[start]

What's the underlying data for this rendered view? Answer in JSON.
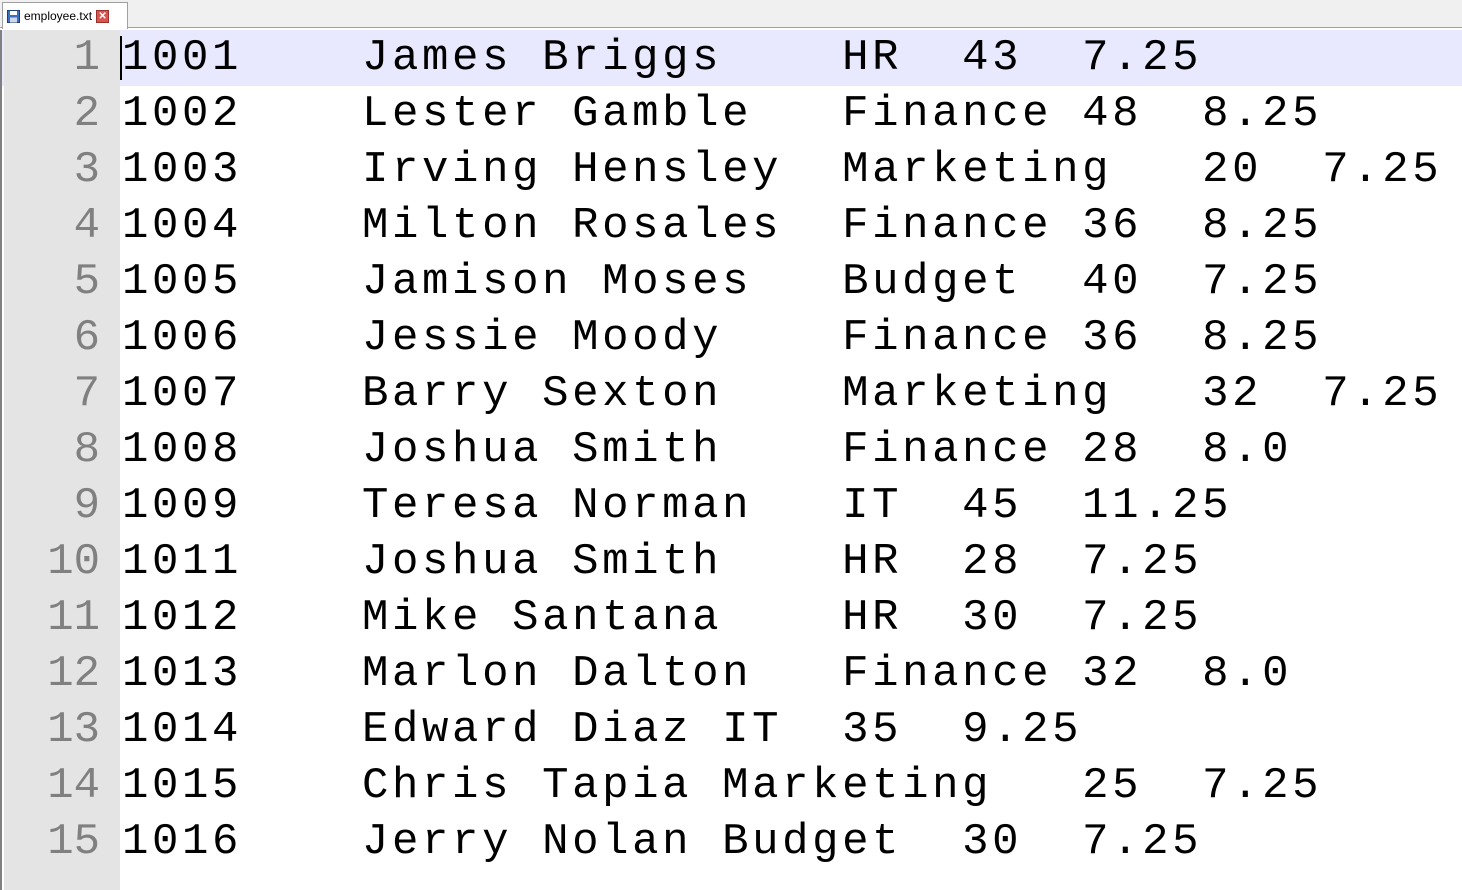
{
  "tab": {
    "title": "employee.txt",
    "save_icon": "floppy-disk-icon",
    "close_icon": "close-icon"
  },
  "colors": {
    "current_line": "#e8e8ff",
    "gutter": "#e4e4e4",
    "line_number": "#808080"
  },
  "lines": [
    {
      "num": "1",
      "text": "1001\tJames Briggs\tHR\t43\t7.25"
    },
    {
      "num": "2",
      "text": "1002\tLester Gamble\tFinance\t48\t8.25"
    },
    {
      "num": "3",
      "text": "1003\tIrving Hensley\tMarketing\t20\t7.25"
    },
    {
      "num": "4",
      "text": "1004\tMilton Rosales\tFinance\t36\t8.25"
    },
    {
      "num": "5",
      "text": "1005\tJamison Moses\tBudget\t40\t7.25"
    },
    {
      "num": "6",
      "text": "1006\tJessie Moody\tFinance\t36\t8.25"
    },
    {
      "num": "7",
      "text": "1007\tBarry Sexton\tMarketing\t32\t7.25"
    },
    {
      "num": "8",
      "text": "1008\tJoshua Smith\tFinance\t28\t8.0"
    },
    {
      "num": "9",
      "text": "1009\tTeresa Norman\tIT\t45\t11.25"
    },
    {
      "num": "10",
      "text": "1011\tJoshua Smith\tHR\t28\t7.25"
    },
    {
      "num": "11",
      "text": "1012\tMike Santana\tHR\t30\t7.25"
    },
    {
      "num": "12",
      "text": "1013\tMarlon Dalton\tFinance\t32\t8.0"
    },
    {
      "num": "13",
      "text": "1014\tEdward Diaz\tIT\t35\t9.25"
    },
    {
      "num": "14",
      "text": "1015\tChris Tapia\tMarketing\t25\t7.25"
    },
    {
      "num": "15",
      "text": "1016\tJerry Nolan\tBudget\t30\t7.25"
    }
  ]
}
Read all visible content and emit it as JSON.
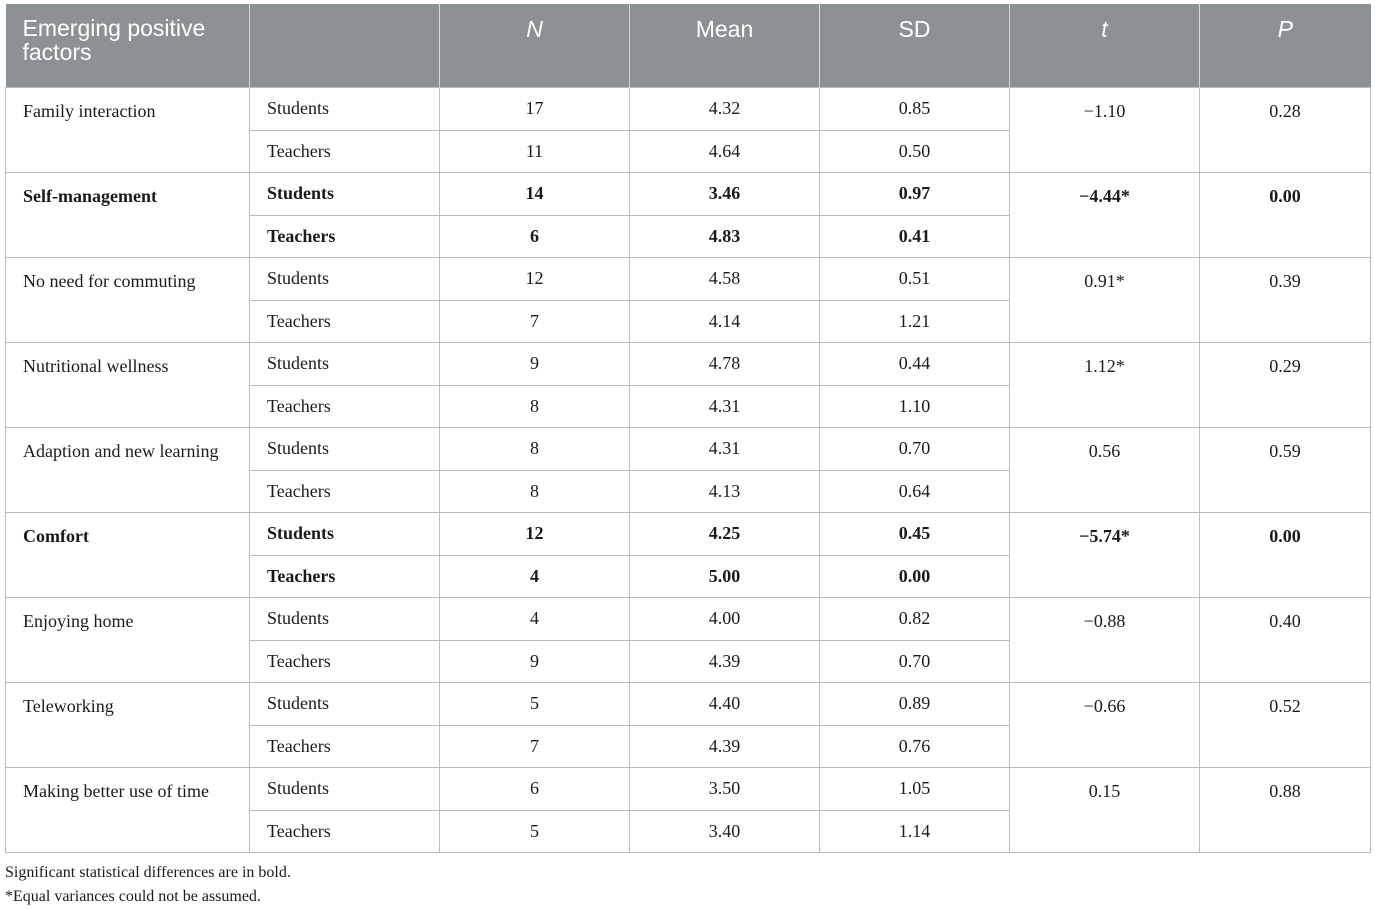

[end]

AIM OF THE TASK →
Quote all the records verbatim, dropping any pictures from your copy.

OUTPUT FOR THIS TASK →
What's the underlying data for this rendered view? Answer in JSON.
{
  "tab": {
    "title": "employee.txt",
    "save_icon": "floppy-disk-icon",
    "close_icon": "close-icon"
  },
  "colors": {
    "current_line": "#e8e8ff",
    "gutter": "#e4e4e4",
    "line_number": "#808080"
  },
  "lines": [
    {
      "num": "1",
      "text": "1001\tJames Briggs\tHR\t43\t7.25"
    },
    {
      "num": "2",
      "text": "1002\tLester Gamble\tFinance\t48\t8.25"
    },
    {
      "num": "3",
      "text": "1003\tIrving Hensley\tMarketing\t20\t7.25"
    },
    {
      "num": "4",
      "text": "1004\tMilton Rosales\tFinance\t36\t8.25"
    },
    {
      "num": "5",
      "text": "1005\tJamison Moses\tBudget\t40\t7.25"
    },
    {
      "num": "6",
      "text": "1006\tJessie Moody\tFinance\t36\t8.25"
    },
    {
      "num": "7",
      "text": "1007\tBarry Sexton\tMarketing\t32\t7.25"
    },
    {
      "num": "8",
      "text": "1008\tJoshua Smith\tFinance\t28\t8.0"
    },
    {
      "num": "9",
      "text": "1009\tTeresa Norman\tIT\t45\t11.25"
    },
    {
      "num": "10",
      "text": "1011\tJoshua Smith\tHR\t28\t7.25"
    },
    {
      "num": "11",
      "text": "1012\tMike Santana\tHR\t30\t7.25"
    },
    {
      "num": "12",
      "text": "1013\tMarlon Dalton\tFinance\t32\t8.0"
    },
    {
      "num": "13",
      "text": "1014\tEdward Diaz\tIT\t35\t9.25"
    },
    {
      "num": "14",
      "text": "1015\tChris Tapia\tMarketing\t25\t7.25"
    },
    {
      "num": "15",
      "text": "1016\tJerry Nolan\tBudget\t30\t7.25"
    }
  ]
}
Read all visible content and emit it as JSON.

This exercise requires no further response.